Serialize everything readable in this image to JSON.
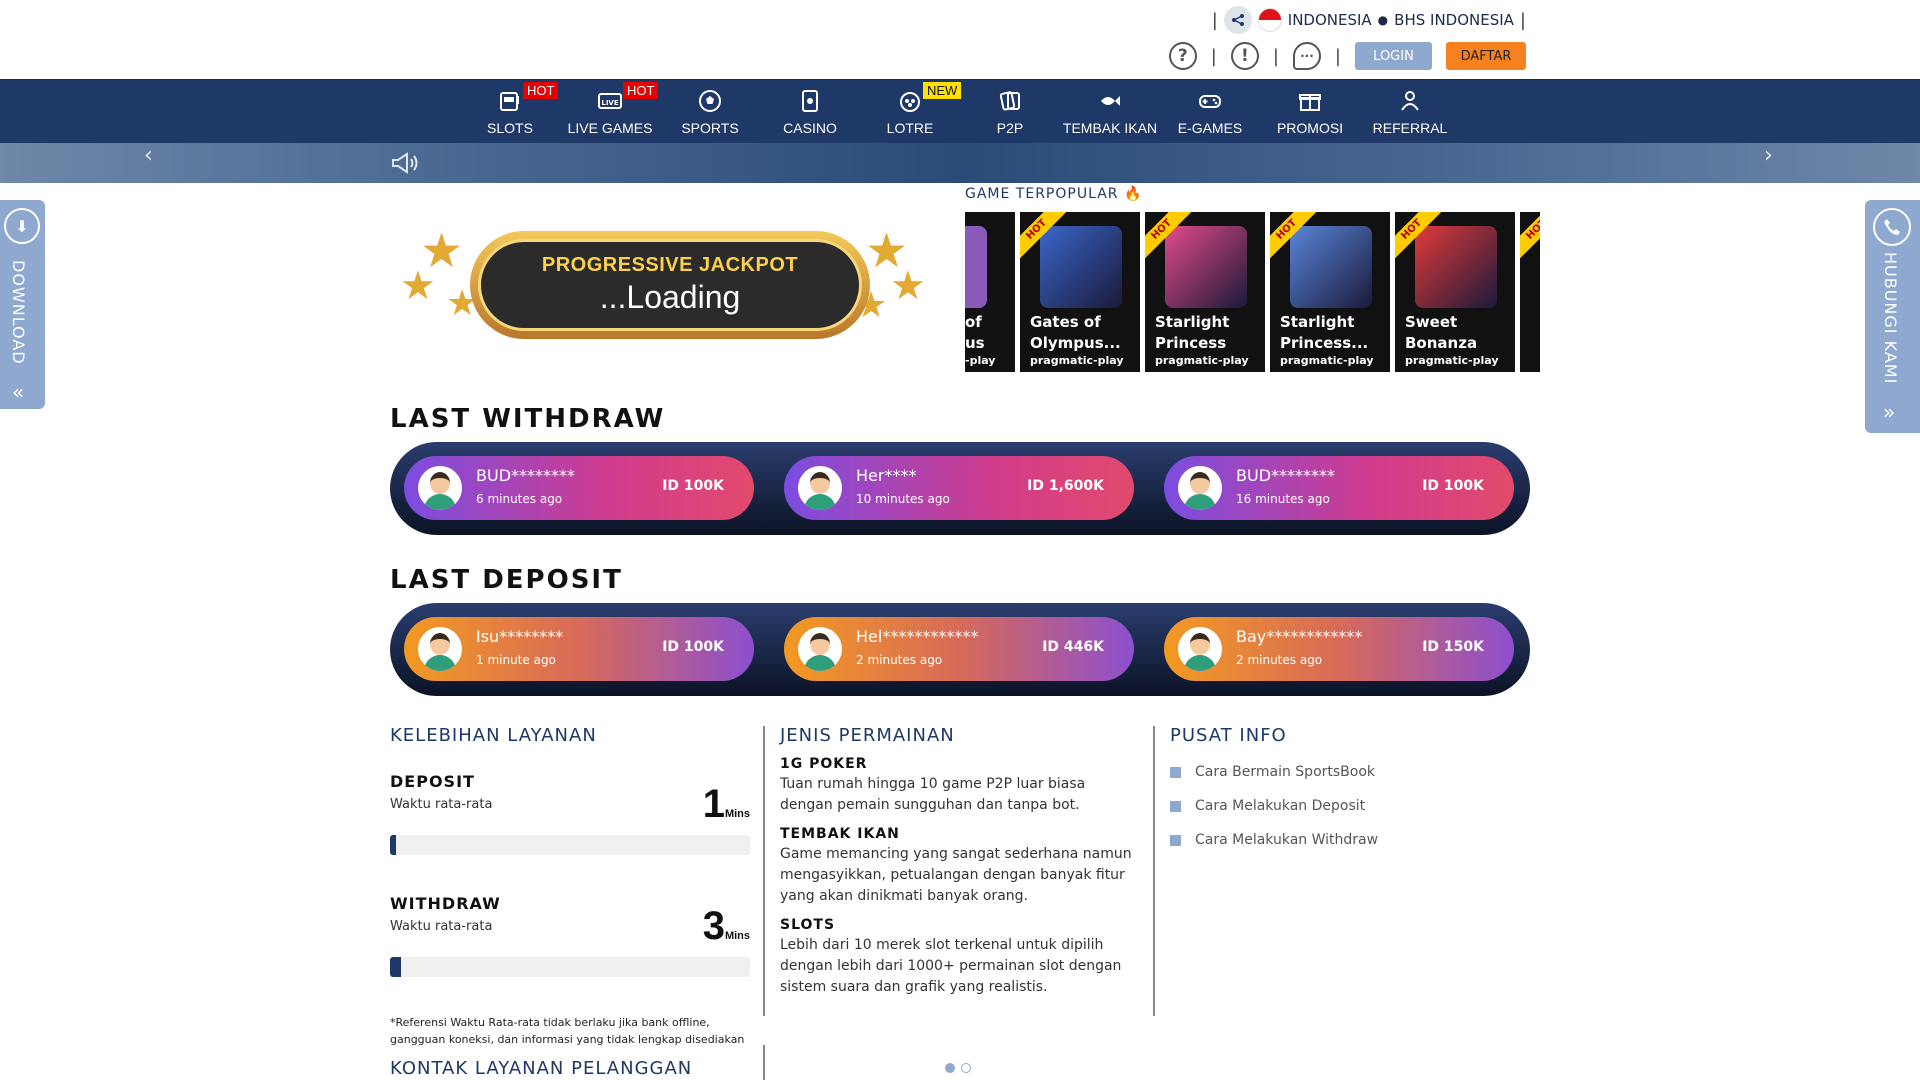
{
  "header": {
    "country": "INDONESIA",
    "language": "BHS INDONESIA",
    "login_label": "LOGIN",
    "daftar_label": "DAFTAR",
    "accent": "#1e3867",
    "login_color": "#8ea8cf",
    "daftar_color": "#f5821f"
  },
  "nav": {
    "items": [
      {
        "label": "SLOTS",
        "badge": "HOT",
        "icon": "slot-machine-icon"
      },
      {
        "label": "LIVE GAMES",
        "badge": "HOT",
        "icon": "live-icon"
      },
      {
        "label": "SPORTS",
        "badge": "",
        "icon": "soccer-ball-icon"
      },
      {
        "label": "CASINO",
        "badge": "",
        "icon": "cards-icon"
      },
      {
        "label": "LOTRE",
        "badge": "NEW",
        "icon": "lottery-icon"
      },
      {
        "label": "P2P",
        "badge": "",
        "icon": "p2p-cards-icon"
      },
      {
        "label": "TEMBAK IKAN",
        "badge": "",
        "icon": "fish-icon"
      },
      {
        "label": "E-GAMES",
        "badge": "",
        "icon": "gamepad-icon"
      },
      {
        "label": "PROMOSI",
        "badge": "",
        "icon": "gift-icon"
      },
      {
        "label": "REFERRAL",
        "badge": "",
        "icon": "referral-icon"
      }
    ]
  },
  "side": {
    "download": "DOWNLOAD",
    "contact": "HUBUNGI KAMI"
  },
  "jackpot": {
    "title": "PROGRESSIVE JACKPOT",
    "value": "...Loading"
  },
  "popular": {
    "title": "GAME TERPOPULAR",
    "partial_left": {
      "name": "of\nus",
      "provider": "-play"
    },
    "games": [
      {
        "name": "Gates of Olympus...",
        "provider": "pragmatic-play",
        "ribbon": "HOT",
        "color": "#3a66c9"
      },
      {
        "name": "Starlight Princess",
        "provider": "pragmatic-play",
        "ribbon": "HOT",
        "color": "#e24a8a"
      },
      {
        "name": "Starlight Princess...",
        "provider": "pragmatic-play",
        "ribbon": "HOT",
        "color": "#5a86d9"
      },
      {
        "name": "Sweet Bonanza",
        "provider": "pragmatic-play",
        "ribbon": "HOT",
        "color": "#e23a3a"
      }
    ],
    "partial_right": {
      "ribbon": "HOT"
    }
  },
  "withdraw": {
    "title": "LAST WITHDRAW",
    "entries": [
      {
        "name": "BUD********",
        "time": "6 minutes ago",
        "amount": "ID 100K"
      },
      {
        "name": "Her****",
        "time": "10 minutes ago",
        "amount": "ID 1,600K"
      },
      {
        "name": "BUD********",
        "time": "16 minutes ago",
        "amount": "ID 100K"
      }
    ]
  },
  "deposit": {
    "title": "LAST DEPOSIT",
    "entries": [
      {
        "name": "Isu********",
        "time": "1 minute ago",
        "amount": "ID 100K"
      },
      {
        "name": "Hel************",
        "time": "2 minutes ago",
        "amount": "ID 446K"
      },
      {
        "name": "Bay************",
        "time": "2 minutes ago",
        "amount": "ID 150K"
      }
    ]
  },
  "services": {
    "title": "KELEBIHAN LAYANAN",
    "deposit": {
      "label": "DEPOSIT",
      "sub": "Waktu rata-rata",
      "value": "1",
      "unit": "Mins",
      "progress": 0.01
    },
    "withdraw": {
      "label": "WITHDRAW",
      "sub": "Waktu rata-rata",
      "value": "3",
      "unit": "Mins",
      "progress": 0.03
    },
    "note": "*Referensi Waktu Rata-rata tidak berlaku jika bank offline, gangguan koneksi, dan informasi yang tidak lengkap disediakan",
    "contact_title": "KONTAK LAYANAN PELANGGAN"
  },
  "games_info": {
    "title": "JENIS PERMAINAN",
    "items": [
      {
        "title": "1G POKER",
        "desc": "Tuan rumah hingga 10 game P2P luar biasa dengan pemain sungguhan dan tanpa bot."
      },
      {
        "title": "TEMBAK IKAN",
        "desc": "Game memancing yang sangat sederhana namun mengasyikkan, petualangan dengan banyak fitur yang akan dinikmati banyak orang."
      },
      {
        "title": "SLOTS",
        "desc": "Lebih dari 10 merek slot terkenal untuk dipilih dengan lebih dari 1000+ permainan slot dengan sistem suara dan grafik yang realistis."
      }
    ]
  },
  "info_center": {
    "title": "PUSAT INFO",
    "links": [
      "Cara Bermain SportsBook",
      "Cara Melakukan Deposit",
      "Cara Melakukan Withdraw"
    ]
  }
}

━━━━━━━━━━━━━━━━━━━━

Return every line above that contains the word "desc".

        "desc": "Tuan rumah hingga 10 game P2P luar biasa dengan pemain sungguhan dan tanpa bot."
        "desc": "Game memancing yang sangat sederhana namun mengasyikkan, petualangan dengan banyak fitur yang akan dinikmati banyak orang."
        "desc": "Lebih dari 10 merek slot terkenal untuk dipilih dengan lebih dari 1000+ permainan slot dengan sistem suara dan grafik yang realistis."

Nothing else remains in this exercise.